◆ **Exercise objective**
Copy the records word for word, from the first line through the line that contains "tab-javadoc[interactable]: @ Javadoc", including that line.

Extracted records
##############################
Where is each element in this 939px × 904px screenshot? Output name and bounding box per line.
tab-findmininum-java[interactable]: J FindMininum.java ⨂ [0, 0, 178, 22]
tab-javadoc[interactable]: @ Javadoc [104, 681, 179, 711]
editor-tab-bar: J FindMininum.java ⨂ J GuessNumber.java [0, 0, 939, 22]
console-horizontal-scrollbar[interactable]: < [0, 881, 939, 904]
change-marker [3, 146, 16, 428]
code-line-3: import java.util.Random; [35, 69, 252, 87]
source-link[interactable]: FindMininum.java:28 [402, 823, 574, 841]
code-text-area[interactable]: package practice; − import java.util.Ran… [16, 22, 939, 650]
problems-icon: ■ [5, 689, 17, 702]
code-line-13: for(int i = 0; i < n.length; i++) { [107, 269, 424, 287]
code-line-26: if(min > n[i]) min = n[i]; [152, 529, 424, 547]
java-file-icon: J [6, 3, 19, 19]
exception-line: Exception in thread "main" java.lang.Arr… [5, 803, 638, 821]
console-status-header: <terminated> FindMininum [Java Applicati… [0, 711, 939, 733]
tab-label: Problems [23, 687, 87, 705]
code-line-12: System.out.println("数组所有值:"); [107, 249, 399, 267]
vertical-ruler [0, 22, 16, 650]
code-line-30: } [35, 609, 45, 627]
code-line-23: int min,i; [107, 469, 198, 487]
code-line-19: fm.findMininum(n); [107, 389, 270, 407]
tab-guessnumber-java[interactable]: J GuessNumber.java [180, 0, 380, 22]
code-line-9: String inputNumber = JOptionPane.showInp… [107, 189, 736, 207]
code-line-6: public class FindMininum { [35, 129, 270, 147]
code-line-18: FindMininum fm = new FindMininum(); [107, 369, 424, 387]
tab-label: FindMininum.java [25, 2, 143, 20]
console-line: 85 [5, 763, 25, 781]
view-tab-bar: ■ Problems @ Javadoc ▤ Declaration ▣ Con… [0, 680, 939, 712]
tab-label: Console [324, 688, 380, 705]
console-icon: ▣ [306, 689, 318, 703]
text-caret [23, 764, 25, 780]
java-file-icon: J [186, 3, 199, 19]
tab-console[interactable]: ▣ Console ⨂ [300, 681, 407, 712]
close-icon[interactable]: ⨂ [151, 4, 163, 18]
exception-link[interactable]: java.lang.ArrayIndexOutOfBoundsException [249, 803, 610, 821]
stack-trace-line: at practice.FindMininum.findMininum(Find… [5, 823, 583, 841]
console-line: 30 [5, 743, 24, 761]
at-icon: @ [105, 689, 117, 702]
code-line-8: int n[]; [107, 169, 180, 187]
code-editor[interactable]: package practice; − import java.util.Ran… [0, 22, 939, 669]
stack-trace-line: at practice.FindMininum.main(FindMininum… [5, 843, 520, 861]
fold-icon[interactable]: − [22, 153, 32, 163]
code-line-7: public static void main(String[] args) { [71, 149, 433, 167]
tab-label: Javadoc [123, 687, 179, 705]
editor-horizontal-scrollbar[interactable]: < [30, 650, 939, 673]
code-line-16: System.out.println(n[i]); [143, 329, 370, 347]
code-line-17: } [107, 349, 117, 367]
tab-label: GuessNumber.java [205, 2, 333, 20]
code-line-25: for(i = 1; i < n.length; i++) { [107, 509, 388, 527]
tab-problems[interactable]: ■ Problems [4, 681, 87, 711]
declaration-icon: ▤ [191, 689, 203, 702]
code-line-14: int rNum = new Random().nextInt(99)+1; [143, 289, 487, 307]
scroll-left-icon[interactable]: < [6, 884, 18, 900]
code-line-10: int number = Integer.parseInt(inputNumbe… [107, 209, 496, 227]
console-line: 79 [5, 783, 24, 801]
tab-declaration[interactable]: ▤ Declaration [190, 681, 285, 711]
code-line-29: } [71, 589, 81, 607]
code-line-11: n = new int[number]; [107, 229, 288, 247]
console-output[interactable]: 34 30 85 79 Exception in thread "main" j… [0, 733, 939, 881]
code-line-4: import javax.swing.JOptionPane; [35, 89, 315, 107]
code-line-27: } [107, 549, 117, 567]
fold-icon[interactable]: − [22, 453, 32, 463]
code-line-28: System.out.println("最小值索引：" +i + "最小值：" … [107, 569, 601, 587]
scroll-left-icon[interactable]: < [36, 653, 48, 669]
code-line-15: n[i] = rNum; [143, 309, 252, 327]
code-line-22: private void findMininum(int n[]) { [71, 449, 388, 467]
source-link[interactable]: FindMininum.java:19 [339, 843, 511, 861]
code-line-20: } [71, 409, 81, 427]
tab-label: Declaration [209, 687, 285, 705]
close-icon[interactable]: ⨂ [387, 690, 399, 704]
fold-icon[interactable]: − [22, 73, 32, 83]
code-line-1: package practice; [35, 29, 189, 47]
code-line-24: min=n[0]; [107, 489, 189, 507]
##############################
◆ **Solution**
Where is each element in this 939px × 904px screenshot? Output name and bounding box per line.
tab-findmininum-java[interactable]: J FindMininum.java ⨂ [0, 0, 178, 22]
tab-javadoc[interactable]: @ Javadoc [104, 681, 179, 711]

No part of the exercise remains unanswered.